→ **GIVEN PROBLEM**
Transcribe the entries that follow, word for word.

-- begin MATERIAL SHOWN --

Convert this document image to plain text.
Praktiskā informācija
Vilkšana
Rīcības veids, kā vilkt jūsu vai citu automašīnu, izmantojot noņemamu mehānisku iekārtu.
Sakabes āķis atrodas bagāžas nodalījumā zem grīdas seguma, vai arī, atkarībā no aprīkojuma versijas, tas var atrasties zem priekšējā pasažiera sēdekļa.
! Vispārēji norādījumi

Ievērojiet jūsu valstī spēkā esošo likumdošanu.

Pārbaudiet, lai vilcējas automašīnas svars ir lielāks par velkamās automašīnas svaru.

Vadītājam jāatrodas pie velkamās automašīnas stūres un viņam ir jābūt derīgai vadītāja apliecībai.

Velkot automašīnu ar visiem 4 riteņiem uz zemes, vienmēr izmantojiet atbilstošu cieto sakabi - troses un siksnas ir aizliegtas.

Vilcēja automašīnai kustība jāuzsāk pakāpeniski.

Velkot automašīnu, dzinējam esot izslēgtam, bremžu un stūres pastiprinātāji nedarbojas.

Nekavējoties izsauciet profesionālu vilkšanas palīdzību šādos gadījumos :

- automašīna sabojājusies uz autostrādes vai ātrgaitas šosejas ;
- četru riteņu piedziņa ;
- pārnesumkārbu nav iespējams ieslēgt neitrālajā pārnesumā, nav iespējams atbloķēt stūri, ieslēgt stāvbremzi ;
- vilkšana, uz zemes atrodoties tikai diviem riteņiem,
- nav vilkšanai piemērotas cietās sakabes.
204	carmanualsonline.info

-- end MATERIAL SHOWN --

→ **EXERCISE RESULT**
Convert this document image to plain text.
Praktiskā informācija
Vilkšana
Rīcības veids, kā vilkt jūsu vai citu automašīnu, izmantojot noņemamu mehānisku iekārtu.
Sakabes āķis atrodas bagāžas nodalījumā zem grīdas seguma, vai arī, atkarībā no aprīkojuma versijas, tas var atrasties zem priekšējā pasažiera sēdekļa.
! Vispārēji norādījumi

Ievērojiet jūsu valstī spēkā esošo likumdošanu.

Pārbaudiet, lai vilcējas automašīnas svars ir lielāks par velkamās automašīnas svaru.

Vadītājam jāatrodas pie velkamās automašīnas stūres un viņam ir jābūt derīgai vadītāja apliecībai.

Velkot automašīnu ar visiem 4 riteņiem uz zemes, vienmēr izmantojiet atbilstošu cieto sakabi - troses un siksnas ir aizliegtas.

Vilcēja automašīnai kustība jāuzsāk pakāpeniski.

Velkot automašīnu, dzinējam esot izslēgtam, bremžu un stūres pastiprinātāji nedarbojas.

Nekavējoties izsauciet profesionālu vilkšanas palīdzību šādos gadījumos :

- automašīna sabojājusies uz autostrādes vai ātrgaitas šosejas ;
- četru riteņu piedziņa ;
- pārnesumkārbu nav iespējams ieslēgt neitrālajā pārnesumā, nav iespējams atbloķēt stūri, ieslēgt stāvbremzi ;
- vilkšana, uz zemes atrodoties tikai diviem riteņiem,
- nav vilkšanai piemērotas cietās sakabes.
204	carmanualsonline.info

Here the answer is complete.